#### Input ####

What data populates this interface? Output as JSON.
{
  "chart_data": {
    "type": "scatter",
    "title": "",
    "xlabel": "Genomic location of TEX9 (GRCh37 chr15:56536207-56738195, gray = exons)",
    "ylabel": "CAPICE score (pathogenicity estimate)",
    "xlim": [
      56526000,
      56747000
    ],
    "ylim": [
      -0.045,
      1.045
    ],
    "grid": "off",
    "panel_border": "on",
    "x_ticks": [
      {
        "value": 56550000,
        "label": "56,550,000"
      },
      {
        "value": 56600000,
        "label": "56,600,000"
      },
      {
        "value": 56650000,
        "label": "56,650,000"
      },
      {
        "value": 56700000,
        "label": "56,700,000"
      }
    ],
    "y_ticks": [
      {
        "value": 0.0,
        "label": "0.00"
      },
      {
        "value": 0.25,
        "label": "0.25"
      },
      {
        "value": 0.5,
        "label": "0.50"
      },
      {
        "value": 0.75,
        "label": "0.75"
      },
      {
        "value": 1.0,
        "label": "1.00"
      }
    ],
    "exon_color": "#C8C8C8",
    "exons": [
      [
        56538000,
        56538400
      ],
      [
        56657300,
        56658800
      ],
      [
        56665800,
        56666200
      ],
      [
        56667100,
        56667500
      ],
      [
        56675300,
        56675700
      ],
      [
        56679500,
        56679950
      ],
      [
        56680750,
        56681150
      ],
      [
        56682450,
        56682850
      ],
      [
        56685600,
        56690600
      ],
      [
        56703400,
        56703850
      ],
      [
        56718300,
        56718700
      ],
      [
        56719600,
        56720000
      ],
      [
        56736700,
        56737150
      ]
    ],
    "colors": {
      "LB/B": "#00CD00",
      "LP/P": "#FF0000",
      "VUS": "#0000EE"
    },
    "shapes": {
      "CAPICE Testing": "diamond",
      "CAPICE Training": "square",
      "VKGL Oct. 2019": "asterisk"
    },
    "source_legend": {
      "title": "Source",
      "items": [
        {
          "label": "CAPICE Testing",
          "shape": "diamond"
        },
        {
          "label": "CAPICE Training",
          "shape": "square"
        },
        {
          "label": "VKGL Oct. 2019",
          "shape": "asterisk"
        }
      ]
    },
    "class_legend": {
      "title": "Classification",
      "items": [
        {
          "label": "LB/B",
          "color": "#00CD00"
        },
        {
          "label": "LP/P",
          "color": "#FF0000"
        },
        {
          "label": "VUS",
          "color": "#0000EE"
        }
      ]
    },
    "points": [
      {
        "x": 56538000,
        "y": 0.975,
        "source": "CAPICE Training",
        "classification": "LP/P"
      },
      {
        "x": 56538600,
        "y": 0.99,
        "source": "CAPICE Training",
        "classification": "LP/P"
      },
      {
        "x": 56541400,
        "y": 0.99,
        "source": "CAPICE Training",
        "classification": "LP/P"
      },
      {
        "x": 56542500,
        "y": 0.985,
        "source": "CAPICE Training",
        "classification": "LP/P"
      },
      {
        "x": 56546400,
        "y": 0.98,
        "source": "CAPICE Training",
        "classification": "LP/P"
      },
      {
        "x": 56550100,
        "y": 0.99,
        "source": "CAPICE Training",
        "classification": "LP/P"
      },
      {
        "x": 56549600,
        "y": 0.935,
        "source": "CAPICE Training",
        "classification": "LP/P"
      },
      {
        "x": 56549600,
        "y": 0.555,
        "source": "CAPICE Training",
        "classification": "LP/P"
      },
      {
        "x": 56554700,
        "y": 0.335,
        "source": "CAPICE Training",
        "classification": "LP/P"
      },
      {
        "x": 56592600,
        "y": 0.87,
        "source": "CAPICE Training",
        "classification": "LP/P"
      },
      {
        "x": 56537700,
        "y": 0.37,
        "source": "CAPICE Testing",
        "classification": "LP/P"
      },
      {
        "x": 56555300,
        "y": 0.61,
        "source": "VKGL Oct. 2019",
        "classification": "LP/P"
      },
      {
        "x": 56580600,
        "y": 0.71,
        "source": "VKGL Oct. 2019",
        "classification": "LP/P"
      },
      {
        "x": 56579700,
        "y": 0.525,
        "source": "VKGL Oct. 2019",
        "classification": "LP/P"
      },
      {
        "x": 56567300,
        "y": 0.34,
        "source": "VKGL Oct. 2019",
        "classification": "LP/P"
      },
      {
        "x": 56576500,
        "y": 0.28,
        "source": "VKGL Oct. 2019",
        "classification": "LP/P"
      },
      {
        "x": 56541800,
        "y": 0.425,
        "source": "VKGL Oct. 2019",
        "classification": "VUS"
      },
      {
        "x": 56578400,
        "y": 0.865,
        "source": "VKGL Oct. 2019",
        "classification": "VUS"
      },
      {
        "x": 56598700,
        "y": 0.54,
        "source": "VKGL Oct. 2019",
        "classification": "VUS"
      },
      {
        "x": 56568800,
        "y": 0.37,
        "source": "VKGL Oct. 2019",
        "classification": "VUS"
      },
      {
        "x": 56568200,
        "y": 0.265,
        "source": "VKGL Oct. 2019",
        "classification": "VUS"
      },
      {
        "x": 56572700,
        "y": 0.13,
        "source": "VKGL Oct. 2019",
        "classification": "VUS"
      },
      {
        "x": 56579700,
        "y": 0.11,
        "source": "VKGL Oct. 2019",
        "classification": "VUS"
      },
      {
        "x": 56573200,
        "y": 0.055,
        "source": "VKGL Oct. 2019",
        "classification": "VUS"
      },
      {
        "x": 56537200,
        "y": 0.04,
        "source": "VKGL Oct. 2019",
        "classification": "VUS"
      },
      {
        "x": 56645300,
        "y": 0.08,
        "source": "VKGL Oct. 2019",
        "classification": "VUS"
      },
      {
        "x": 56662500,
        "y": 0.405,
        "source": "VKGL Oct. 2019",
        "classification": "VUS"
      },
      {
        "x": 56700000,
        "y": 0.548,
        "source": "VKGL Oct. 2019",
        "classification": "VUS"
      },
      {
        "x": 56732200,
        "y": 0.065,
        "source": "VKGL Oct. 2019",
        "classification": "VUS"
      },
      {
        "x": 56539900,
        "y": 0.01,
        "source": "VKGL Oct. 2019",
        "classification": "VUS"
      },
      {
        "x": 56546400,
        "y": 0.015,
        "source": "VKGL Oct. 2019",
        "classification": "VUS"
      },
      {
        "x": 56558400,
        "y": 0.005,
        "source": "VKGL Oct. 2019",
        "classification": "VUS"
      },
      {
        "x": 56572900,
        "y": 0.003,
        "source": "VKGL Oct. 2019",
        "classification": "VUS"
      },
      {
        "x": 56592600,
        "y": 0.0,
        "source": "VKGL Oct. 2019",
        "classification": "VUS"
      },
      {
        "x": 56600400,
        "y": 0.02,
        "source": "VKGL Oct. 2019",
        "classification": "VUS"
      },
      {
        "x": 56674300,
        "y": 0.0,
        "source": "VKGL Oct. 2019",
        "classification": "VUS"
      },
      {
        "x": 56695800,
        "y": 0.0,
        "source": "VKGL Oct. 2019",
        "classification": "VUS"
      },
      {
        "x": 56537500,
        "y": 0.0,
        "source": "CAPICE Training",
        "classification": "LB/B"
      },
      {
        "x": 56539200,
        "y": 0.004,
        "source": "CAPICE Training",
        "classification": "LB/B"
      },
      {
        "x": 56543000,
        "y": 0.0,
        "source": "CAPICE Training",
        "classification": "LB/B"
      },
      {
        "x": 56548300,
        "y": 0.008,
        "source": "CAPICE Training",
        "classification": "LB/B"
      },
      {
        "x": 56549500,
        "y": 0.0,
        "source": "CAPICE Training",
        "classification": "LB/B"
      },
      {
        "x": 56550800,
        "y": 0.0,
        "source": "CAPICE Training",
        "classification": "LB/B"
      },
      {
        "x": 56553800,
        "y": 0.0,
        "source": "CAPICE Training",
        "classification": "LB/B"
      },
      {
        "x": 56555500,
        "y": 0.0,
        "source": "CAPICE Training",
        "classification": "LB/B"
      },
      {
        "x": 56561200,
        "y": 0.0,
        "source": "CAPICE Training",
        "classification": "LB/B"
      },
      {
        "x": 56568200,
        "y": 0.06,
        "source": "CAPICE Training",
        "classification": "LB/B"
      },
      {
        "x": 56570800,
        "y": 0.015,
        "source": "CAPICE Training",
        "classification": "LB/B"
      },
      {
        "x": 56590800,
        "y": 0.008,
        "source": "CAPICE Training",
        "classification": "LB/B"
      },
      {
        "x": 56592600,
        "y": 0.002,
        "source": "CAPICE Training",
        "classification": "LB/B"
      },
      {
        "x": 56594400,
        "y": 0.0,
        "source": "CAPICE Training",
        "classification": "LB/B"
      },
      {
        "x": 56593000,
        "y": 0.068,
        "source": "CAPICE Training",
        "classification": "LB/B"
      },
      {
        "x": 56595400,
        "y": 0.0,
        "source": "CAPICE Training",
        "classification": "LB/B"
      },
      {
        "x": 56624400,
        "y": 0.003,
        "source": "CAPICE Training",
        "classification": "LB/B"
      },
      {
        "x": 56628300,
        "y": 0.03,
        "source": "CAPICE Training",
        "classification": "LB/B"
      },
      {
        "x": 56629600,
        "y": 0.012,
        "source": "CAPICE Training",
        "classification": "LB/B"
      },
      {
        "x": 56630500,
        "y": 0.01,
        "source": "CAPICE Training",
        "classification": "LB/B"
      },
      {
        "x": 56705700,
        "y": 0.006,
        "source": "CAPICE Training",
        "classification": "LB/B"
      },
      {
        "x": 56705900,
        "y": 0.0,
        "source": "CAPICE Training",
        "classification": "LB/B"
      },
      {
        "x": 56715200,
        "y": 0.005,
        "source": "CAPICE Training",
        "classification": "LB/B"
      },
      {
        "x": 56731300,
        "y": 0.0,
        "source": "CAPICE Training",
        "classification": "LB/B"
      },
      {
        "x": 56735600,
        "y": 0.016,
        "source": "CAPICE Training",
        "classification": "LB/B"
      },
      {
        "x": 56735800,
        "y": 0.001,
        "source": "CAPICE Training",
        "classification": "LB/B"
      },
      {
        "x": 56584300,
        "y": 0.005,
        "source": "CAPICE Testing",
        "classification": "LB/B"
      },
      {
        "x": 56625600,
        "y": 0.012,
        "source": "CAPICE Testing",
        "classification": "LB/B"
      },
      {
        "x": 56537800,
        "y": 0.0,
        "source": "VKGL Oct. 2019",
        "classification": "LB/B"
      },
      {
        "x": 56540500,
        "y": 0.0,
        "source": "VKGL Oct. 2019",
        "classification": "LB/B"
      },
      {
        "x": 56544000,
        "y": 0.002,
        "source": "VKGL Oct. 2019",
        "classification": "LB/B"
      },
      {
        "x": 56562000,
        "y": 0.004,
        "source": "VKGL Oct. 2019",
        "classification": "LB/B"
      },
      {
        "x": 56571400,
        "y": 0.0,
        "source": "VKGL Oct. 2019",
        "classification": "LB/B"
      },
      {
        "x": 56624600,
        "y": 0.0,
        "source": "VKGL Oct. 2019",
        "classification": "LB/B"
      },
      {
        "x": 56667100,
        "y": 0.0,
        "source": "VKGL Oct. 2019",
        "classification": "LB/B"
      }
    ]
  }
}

####

> What you will do: Given the data above, which lines hold the string "diamond"? Return them.

> Output of the task:
      "CAPICE Testing": "diamond",
          "shape": "diamond"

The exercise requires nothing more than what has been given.